* **SHORT TASK**
Reproduce the data exactly.

▶

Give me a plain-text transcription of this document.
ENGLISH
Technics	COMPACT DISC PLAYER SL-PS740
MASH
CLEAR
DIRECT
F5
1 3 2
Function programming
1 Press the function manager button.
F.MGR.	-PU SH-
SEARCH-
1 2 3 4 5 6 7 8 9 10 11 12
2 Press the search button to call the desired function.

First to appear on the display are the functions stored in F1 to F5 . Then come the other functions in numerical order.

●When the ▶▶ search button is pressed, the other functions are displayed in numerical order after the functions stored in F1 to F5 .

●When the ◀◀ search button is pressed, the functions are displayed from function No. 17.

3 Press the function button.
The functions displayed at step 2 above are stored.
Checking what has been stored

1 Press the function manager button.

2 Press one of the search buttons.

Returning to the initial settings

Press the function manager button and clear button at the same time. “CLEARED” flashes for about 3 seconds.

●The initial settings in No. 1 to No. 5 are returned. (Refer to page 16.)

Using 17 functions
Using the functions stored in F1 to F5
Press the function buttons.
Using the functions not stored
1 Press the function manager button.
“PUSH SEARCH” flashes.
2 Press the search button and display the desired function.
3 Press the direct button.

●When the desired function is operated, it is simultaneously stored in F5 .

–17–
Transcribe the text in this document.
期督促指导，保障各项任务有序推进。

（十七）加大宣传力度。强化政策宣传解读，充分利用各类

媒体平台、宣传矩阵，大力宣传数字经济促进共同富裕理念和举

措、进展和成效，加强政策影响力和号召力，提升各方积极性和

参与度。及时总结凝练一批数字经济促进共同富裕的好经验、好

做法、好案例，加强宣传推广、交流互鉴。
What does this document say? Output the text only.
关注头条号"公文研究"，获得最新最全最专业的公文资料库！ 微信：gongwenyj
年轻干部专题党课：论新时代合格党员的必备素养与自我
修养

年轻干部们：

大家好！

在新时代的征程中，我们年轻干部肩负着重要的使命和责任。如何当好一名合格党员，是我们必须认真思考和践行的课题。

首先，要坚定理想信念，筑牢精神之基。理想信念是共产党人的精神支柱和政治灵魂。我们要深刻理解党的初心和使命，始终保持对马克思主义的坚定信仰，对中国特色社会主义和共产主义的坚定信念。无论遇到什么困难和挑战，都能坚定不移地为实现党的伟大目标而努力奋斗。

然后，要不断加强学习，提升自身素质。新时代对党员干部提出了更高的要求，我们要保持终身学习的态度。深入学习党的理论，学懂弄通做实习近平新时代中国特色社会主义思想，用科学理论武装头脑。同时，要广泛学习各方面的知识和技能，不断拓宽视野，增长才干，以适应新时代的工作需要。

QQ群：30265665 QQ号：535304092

◀

* **PROBLEM SOLUTION**
Give me a plain-text transcription of this document.
ENGLISH
Technics	COMPACT DISC PLAYER SL-PS740
MASH
CLEAR
DIRECT
F5
1 3 2
Function programming
1 Press the function manager button.
F.MGR.	-PU SH-
SEARCH-
1 2 3 4 5 6 7 8 9 10 11 12
2 Press the search button to call the desired function.

First to appear on the display are the functions stored in F1 to F5 . Then come the other functions in numerical order.

●When the ▶▶ search button is pressed, the other functions are displayed in numerical order after the functions stored in F1 to F5 .

●When the ◀◀ search button is pressed, the functions are displayed from function No. 17.

3 Press the function button.
The functions displayed at step 2 above are stored.
Checking what has been stored

1 Press the function manager button.

2 Press one of the search buttons.

Returning to the initial settings

Press the function manager button and clear button at the same time. “CLEARED” flashes for about 3 seconds.

●The initial settings in No. 1 to No. 5 are returned. (Refer to page 16.)

Using 17 functions
Using the functions stored in F1 to F5
Press the function buttons.
Using the functions not stored
1 Press the function manager button.
“PUSH SEARCH” flashes.
2 Press the search button and display the desired function.
3 Press the direct button.

●When the desired function is operated, it is simultaneously stored in F5 .

–17–
Transcribe the text in this document.
期督促指导，保障各项任务有序推进。

（十七）加大宣传力度。强化政策宣传解读，充分利用各类

媒体平台、宣传矩阵，大力宣传数字经济促进共同富裕理念和举

措、进展和成效，加强政策影响力和号召力，提升各方积极性和

参与度。及时总结凝练一批数字经济促进共同富裕的好经验、好

做法、好案例，加强宣传推广、交流互鉴。
What does this document say? Output the text only.
关注头条号"公文研究"，获得最新最全最专业的公文资料库！ 微信：gongwenyj
年轻干部专题党课：论新时代合格党员的必备素养与自我
修养

年轻干部们：

大家好！

在新时代的征程中，我们年轻干部肩负着重要的使命和责任。如何当好一名合格党员，是我们必须认真思考和践行的课题。

首先，要坚定理想信念，筑牢精神之基。理想信念是共产党人的精神支柱和政治灵魂。我们要深刻理解党的初心和使命，始终保持对马克思主义的坚定信仰，对中国特色社会主义和共产主义的坚定信念。无论遇到什么困难和挑战，都能坚定不移地为实现党的伟大目标而努力奋斗。

然后，要不断加强学习，提升自身素质。新时代对党员干部提出了更高的要求，我们要保持终身学习的态度。深入学习党的理论，学懂弄通做实习近平新时代中国特色社会主义思想，用科学理论武装头脑。同时，要广泛学习各方面的知识和技能，不断拓宽视野，增长才干，以适应新时代的工作需要。

QQ群：30265665 QQ号：535304092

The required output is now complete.